EXCERTO DO TEXTO:
▽
O estudo demonstrou que as linhagens mais antigas de aves existentes na Amazónia surgiram nas regiões mais húmidas do oeste e norte da região. (Foto: Alexandre Aleixo)

Num artigo publicado esta quinta-feira pela prestigiada revista Science Advances, uma equipa internacional, que inclui os investigadores do Centro de Investigação em Biodiversidade e Recursos Genéticos da Universidade do Porto (CIBIO-InBIO), Sofia Marques Silva, Tiago Sousa-Neves, Marcelo Vallinotto e Fernando Sequeira, demonstra o papel crucial do clima para a diversidade de aves da Amazónia e aponta a região sudeste deste bioma como a mais vulnerável às alterações climáticas.

Reunindo, pela primeira vez, dados de dezenas de espécies de aves amazónicas, obtidos a partir de mais de 6 mil registos e dados genéticos recolhidos de aproximadamente 1000 indivíduos, os investigadores concluíram que a imensa diversidade biológica encontrada na Amazónia estará intimamente relacionada com as oscilações do clima no passado que ocorreram de maneira distinta em cada região.

Os resultados demonstram ainda que as linhagens mais antigas de aves surgiram nas regiões mais húmidas do oeste e norte da Amazónia, e que estas teriam originado as linhagens mais jovens nas regiões a sul e sudeste, relativamente mais secas.
△
EXERCÍCIOS:
[a] Responda às seguintes perguntas com base no texto sobre as aves da Amazónia:
(i) Em que revista foi publicado o artigo?
(ii) De aproximadamente quantos indivíduos foram recolhidos dados genéticos?
(iii) Que região do bioma é apontada como a mais vulnerável às alterações climáticas?
[b] Prossiga o texto sobre as aves da Amazónia a partir da última frase apresentada.

(Dados de segmentação de páginas)
▽
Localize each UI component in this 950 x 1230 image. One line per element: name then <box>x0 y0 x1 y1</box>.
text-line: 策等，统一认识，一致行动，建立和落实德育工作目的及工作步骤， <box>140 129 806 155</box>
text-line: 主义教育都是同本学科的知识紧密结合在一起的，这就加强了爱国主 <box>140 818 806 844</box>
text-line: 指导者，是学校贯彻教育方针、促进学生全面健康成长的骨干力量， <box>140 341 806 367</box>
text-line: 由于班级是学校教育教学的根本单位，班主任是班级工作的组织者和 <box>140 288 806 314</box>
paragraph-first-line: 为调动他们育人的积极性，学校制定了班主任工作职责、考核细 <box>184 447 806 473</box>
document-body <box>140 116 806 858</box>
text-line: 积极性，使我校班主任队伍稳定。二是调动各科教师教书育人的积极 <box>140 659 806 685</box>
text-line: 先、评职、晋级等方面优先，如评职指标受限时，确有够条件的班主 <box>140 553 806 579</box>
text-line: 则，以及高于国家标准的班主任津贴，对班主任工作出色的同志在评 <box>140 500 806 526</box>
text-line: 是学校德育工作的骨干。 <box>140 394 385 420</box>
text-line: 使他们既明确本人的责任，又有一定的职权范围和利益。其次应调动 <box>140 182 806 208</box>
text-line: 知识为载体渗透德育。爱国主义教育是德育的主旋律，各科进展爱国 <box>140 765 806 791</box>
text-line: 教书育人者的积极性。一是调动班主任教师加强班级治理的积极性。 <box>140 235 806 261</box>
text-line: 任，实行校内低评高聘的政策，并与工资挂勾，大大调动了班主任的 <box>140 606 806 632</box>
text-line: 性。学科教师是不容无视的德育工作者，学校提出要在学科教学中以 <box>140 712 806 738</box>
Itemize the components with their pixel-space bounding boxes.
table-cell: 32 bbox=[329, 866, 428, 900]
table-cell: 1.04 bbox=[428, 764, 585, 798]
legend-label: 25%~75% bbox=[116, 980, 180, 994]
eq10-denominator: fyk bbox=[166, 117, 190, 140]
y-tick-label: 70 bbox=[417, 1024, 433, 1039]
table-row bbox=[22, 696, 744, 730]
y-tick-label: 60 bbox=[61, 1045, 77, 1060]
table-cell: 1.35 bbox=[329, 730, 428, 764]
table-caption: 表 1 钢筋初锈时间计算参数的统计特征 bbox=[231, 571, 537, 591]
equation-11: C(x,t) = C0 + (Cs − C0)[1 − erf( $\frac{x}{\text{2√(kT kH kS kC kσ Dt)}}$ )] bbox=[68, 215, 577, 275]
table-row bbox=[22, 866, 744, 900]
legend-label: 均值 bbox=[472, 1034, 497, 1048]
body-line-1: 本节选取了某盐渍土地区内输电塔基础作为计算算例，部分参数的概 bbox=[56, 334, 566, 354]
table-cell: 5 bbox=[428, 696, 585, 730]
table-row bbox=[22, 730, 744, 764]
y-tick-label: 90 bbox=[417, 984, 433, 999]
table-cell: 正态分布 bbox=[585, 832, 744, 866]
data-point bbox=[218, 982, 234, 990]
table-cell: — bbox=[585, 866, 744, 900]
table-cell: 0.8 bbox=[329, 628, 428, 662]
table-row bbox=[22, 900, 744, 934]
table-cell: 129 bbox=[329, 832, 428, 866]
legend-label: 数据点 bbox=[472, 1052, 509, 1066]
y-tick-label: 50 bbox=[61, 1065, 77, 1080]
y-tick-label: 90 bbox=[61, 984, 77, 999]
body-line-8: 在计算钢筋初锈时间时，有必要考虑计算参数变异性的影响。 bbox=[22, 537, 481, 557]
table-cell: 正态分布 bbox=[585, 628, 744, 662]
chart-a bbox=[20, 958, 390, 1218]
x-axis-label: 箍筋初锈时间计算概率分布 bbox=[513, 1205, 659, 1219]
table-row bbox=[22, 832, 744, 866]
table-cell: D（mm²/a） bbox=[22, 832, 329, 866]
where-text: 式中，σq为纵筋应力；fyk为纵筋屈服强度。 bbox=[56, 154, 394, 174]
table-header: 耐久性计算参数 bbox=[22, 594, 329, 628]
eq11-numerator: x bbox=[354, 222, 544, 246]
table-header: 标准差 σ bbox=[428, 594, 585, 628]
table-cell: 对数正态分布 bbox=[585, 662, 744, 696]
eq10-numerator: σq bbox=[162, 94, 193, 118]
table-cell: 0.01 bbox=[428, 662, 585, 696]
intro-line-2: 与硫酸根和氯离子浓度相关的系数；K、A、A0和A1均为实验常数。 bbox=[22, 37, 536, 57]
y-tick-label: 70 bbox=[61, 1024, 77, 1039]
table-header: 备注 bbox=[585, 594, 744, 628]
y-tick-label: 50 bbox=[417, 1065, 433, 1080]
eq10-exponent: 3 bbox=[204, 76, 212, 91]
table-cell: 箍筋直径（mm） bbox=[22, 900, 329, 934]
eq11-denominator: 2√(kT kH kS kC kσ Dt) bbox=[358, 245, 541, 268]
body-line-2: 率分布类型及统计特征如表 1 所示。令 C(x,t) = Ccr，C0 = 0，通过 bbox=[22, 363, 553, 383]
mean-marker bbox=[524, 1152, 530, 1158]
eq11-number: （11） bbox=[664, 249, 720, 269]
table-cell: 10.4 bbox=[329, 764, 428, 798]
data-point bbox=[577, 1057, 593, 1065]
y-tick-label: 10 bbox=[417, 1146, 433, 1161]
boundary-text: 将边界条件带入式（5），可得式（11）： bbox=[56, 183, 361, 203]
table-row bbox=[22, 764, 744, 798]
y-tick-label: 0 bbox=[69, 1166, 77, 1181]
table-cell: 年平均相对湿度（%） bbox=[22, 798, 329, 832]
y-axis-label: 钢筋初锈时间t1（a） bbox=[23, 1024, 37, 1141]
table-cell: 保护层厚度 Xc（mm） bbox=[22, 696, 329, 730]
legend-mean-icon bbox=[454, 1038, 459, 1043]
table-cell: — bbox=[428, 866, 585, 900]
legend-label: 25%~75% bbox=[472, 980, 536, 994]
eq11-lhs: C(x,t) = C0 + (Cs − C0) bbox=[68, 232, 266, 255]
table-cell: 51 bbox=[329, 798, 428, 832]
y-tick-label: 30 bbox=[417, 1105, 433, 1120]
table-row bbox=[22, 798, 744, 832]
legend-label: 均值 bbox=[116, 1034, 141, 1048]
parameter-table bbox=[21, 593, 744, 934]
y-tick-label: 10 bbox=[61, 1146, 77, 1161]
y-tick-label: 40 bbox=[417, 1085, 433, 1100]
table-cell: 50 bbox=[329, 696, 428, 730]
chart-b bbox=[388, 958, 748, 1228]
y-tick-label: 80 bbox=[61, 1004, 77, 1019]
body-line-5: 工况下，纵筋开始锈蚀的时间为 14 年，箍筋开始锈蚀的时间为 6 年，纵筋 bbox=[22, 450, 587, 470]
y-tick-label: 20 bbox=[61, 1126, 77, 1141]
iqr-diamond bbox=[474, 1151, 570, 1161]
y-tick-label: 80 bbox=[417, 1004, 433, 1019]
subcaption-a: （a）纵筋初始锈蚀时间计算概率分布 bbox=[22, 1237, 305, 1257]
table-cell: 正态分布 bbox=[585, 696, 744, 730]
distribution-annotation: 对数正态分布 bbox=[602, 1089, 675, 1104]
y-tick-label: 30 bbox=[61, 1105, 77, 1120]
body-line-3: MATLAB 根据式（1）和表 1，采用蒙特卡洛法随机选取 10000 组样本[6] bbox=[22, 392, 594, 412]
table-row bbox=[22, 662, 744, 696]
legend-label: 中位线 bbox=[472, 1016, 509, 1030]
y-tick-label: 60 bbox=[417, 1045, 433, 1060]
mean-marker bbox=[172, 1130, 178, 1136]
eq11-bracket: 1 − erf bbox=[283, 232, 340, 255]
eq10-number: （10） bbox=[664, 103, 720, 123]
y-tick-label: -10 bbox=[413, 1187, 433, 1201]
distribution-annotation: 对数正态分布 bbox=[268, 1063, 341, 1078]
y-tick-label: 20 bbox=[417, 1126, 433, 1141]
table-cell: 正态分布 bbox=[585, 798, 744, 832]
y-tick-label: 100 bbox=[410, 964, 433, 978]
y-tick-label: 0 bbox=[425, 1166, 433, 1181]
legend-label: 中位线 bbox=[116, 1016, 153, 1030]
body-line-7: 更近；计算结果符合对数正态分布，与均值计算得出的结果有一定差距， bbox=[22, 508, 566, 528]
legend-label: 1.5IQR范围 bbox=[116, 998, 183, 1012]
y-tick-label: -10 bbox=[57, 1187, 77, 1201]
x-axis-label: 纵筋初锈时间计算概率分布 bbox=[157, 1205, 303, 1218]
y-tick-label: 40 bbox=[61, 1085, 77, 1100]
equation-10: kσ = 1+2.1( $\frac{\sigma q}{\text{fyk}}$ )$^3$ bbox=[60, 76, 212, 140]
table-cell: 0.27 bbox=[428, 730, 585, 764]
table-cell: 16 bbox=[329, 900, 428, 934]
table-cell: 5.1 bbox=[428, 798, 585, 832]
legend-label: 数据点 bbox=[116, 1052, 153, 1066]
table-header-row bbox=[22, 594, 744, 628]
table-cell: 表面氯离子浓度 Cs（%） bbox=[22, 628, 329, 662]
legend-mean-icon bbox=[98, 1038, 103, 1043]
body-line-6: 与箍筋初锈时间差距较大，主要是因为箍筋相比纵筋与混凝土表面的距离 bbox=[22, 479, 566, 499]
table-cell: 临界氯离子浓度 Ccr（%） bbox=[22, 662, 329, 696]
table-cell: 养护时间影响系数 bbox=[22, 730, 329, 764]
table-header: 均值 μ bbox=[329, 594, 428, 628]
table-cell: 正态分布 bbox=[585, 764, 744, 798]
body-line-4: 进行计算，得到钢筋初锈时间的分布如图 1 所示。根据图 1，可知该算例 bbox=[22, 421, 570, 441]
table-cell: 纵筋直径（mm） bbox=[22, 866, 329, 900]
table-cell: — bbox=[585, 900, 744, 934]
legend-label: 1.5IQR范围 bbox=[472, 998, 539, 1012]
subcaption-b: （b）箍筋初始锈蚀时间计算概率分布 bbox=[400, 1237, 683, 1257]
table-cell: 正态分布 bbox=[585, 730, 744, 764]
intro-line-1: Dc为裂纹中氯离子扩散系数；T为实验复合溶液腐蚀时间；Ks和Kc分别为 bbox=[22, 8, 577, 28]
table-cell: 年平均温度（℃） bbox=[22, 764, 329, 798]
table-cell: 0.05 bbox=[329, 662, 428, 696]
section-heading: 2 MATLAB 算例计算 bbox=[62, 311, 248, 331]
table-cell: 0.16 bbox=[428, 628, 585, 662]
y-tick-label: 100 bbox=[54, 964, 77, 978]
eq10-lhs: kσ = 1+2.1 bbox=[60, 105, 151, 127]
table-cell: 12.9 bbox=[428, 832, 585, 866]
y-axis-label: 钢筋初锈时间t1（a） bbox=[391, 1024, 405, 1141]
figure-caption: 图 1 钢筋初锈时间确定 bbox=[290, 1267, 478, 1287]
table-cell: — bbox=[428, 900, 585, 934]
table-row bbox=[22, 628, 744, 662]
△
RESULTADOS ESPERADOS:
[a]
(i) Na Science Advances.
(ii) De aproximadamente 1000 indivíduos.
(iii) A região sudeste.

[b]
“Quisemos neste estudo elaborar um modelo mais complexo que pudesse explicar as divergências observadas em estudos anteriores. Para isso estudamos diferentes espécies de aves, endémicas de regiões distintas da Amazónia, e analisamos de que maneira as alterações na paisagem e no clima ocorridos no passado estariam relacionadas com o surgimento destas diferentes espécies”, explica Sofia Silva, investigadora do CIBIO-InBIO e primeira autora do artigo,

De acordo com a investigadora, os resultados agora publicados indicam também que “apesar de os rios da bacia Amazónica terem contribuído para a diferenciação de algumas espécies, o fator crucial que explica a grande biodiversidade são as oscilações da humidade ocorridas durante o Plistoceno [época geológica na história da Terra que terá ocorrido entre cerca de 2,5 milhões e 11 mil anos atrás], as quais não foram homogéneas ao longo da Amazónia e nem ocorreram nos mesmos intervalos de tempo”.

O passeriforme Willisornis vidua, ou rendadinho-do-Xingu, foi uma das espécies de aves analisada pelos investigadores. (Foto: P. V. Cerqueira)

Os investigadores acreditam ter havido no passado um gradiente bastante acentuado na variação climática desde o noroeste, historicamente mais húmido, até o sudeste da Amazónia, relativamente mais seco. Estas evidências explicariam a existência de uma maior e mais antiga diversidade de aves no oeste e norte da Amazónia. O sul e sudeste abrigam uma menor e mais recente diversidade de aves, que teriam surgido somente quando o clima esteve propício para o estabelecimento da floresta húmida nesta área. Nessas áreas, a cobertura florestal  deverá ter sido instável e altamente influenciada pela redução de precipitação na região.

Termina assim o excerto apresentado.